PyTorch is usually preinstalled.


In [None]:
import torch
print(torch.__version__)

2.8.0+cu126


Tensors (PyTorch) vs ndarrays (NumPy)
--

PyTorch uses the `torch.Tensor` object, similar to `numpy.ndarray`, but can also run computations on GPUs.


In [10]:
import numpy as np
import torch

In [None]:
x = [1, 2, 3]

In [None]:
np.array(x)

array([1, 2, 3])

In [None]:
torch.tensor(x)

tensor([1, 2, 3])

In [None]:
# Create tensor from list
t = torch.tensor([[1, 2], [3, 4]])
print(t)

# Create NumPy array and convert to tensor
np_array = np.array([[1, 2], [3, 4]])
t_from_np = torch.from_numpy(np_array)
print(t_from_np)


tensor([[1, 2],
        [3, 4]])
tensor([[1, 2],
        [3, 4]])


## Basic Operations

These operations look almost identical in PyTorch and NumPy.


In [14]:
# NumPy
a = np.array([[1., 2.], [3., 4.]])
b = np.ones((2, 2))

In [16]:
a + b

array([[2., 3.],
       [4., 5.]])

In [17]:
a*b

array([[1., 2.],
       [3., 4.]])

In [18]:
a.T

array([[1., 3.],
       [2., 4.]])

In [19]:
# PyTorch
a = torch.tensor([[1., 2.], [3., 4.]])
b = torch.ones((2, 2))


In [20]:
a + b

tensor([[2., 3.],
        [4., 5.]])

• [TASKS TO COMPLETE]
A. Rewrite the PyTorch notebook excerpt from the words "PyTorch uses the" through "np.array(x)", substituting "graphics processors" for "GPUs".
B. Continue the PyTorch notebook excerpt from its last line, in the same notebook format.

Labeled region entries
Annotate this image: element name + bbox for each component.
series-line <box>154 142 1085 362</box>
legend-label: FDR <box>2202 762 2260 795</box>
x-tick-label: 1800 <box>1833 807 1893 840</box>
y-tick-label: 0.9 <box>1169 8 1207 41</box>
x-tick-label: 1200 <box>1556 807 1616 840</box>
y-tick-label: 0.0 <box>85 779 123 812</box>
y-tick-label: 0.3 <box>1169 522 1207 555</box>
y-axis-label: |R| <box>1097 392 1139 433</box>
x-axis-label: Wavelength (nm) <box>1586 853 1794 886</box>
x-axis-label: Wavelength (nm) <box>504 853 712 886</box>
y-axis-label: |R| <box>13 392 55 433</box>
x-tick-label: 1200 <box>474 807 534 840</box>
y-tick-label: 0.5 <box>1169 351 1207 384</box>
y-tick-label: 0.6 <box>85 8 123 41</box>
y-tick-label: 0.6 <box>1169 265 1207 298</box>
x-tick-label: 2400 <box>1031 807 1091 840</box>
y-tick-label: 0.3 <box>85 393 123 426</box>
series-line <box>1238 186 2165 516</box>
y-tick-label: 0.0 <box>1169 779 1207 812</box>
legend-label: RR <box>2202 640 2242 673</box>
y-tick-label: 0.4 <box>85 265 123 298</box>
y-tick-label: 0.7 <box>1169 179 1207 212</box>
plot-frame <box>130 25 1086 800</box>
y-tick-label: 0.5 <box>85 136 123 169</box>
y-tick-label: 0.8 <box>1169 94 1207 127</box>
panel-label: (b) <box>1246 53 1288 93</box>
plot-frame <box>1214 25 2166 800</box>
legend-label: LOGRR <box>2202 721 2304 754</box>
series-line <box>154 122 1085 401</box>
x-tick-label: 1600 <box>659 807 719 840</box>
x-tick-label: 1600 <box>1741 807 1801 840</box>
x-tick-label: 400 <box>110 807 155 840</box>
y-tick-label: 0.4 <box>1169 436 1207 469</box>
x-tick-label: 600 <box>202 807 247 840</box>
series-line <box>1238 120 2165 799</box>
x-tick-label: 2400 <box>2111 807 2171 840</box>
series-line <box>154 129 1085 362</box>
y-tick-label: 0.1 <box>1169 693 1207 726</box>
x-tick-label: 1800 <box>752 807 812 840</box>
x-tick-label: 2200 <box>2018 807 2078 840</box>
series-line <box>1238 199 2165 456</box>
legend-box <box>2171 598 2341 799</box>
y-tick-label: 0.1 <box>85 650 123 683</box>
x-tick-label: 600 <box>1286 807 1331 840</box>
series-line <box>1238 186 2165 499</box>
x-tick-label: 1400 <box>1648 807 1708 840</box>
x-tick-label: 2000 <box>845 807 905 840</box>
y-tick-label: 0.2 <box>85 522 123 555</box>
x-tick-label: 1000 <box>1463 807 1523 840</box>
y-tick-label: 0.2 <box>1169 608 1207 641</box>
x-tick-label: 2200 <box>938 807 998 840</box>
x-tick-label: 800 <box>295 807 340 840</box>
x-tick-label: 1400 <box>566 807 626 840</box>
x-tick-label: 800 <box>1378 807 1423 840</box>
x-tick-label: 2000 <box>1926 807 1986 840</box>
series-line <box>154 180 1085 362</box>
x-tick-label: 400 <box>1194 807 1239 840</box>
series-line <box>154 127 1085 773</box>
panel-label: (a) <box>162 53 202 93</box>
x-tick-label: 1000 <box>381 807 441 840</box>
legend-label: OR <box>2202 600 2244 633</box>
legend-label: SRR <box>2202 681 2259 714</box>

• [SOLVED TASKS]
A.
PyTorch uses the `torch.Tensor` object, similar to `numpy.ndarray`, but can also run computations on graphics processors.


In [10]:
import numpy as np
import torch

In [None]:
x = [1, 2, 3]

In [None]:
np.array(x)

B.
In [21]:
a*b

tensor([[1., 2.],
        [3., 4.]])

In [22]:
a.T

tensor([[1., 3.],
        [2., 4.]])

## Converting between NumPy and PyTorch

This is useful when working with datasets or integrating PyTorch models into existing NumPy-based code.


In [None]:
# Tensor → NumPy
t = torch.ones(3)
np_version = t.numpy()
np_version

array([1., 1., 1.], dtype=float32)

In [None]:
# NumPy → Tensor
arr = np.zeros(3)
torch_version = torch.from_numpy(arr)
torch_version

tensor([0., 0., 0.], dtype=torch.float64)

## Using GPU

PyTorch can run computations on available GPUs.


In [None]:
print("CUDA available:", torch.cuda.is_available())

# Move tensor to GPU
if torch.cuda.is_available():
    t = torch.ones(3)
    t_gpu = t.to('cuda')
    print("Tensor on GPU:", t_gpu)
else:
    print("No GPU detected.")


CUDA available: False
No GPU detected.


In [None]:
print("CUDA available:", torch.cuda.is_available())

# Move tensor to GPU
if torch.cuda.is_available():
    t = torch.ones(3)
    t_gpu = t.to('cuda')
    print("Tensor on GPU:", t_gpu)
else:
    print("No GPU detected.")


CUDA available: True
Tensor on GPU: tensor([1., 1., 1.], device='cuda:0')


In [None]:
t_gpu = torch.ones(3, device='cuda')

In [None]:
t_gpu

tensor([1., 1., 1.], device='cuda:0')

In [None]:
# Defult is on CPU
t = torch.ones(3)
t

tensor([1., 1., 1.])

In [None]:
# From GPU to CPU
t_gpu = torch.ones(3, device='cuda')   # GPU
print(t_gpu.device)

t_cpu = t_gpu.to('cpu')
print(t_cpu.device)


cuda:0
cpu


In [None]:
# or
t_cpu = t_gpu.cpu()
print(t_cpu.device)

cpu


In [None]:
import time

# Setup: large tensor size for noticeable time difference
N = 10_000_000

# Create a large random tensor on CPU
x_cpu = torch.randn(N)

# Move same tensor to GPU (if available)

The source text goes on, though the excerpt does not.